> **Your objective**
Report the number of lines in the entries below that include the word "action", and nothing else.

===============

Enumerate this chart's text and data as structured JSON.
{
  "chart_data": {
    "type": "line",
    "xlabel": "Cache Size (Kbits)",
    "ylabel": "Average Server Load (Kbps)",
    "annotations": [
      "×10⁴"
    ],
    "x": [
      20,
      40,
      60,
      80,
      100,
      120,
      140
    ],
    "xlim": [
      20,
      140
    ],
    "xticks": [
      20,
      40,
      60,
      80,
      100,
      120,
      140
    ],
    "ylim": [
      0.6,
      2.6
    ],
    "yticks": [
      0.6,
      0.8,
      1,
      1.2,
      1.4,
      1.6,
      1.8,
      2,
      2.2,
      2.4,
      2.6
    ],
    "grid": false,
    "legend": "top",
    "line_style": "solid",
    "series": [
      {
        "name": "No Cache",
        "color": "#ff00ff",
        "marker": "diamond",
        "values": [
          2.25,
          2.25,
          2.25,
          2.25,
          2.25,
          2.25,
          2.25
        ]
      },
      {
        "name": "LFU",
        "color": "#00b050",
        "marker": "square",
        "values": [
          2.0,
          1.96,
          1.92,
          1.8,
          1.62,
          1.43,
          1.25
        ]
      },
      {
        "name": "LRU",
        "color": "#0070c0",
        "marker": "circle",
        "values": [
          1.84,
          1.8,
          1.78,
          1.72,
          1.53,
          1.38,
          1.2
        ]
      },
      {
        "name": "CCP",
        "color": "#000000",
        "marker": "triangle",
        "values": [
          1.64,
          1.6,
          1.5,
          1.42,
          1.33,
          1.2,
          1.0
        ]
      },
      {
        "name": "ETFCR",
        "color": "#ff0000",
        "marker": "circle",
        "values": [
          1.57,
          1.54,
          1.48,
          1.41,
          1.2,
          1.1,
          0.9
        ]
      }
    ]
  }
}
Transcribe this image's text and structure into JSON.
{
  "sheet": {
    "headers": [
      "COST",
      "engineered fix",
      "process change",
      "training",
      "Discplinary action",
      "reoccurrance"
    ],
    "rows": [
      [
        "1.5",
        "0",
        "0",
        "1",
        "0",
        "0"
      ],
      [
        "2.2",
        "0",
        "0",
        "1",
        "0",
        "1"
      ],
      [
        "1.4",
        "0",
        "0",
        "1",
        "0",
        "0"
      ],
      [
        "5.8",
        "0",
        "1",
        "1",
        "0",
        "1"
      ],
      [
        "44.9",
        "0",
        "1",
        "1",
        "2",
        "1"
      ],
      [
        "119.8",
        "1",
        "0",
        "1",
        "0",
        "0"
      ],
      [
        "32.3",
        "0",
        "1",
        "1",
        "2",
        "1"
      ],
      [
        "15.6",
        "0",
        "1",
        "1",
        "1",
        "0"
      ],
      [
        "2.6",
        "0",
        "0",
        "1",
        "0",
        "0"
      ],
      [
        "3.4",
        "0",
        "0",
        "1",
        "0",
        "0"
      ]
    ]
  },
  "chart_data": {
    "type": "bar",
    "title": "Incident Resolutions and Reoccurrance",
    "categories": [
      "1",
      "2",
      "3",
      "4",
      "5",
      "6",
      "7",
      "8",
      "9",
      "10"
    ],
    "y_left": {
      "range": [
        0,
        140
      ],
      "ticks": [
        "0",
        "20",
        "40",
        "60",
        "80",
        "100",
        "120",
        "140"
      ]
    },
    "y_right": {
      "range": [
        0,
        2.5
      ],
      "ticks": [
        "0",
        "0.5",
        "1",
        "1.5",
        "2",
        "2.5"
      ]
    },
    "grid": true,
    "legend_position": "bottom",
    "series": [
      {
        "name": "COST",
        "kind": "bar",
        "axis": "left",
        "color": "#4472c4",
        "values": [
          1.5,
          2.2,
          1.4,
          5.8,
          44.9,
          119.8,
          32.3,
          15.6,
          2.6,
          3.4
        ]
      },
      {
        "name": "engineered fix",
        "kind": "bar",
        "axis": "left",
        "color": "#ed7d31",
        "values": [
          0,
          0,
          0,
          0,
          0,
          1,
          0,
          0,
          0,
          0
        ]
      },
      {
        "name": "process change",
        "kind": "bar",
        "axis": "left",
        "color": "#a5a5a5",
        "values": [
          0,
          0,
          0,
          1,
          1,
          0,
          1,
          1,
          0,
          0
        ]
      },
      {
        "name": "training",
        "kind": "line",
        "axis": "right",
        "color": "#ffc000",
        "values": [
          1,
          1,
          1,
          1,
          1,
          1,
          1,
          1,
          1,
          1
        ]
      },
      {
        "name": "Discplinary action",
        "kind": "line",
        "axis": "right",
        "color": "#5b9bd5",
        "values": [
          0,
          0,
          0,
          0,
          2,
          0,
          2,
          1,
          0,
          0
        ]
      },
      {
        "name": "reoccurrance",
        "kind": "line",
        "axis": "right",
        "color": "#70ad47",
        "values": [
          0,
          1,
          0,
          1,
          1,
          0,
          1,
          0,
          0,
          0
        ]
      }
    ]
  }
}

===============

> **Answer to the task**
2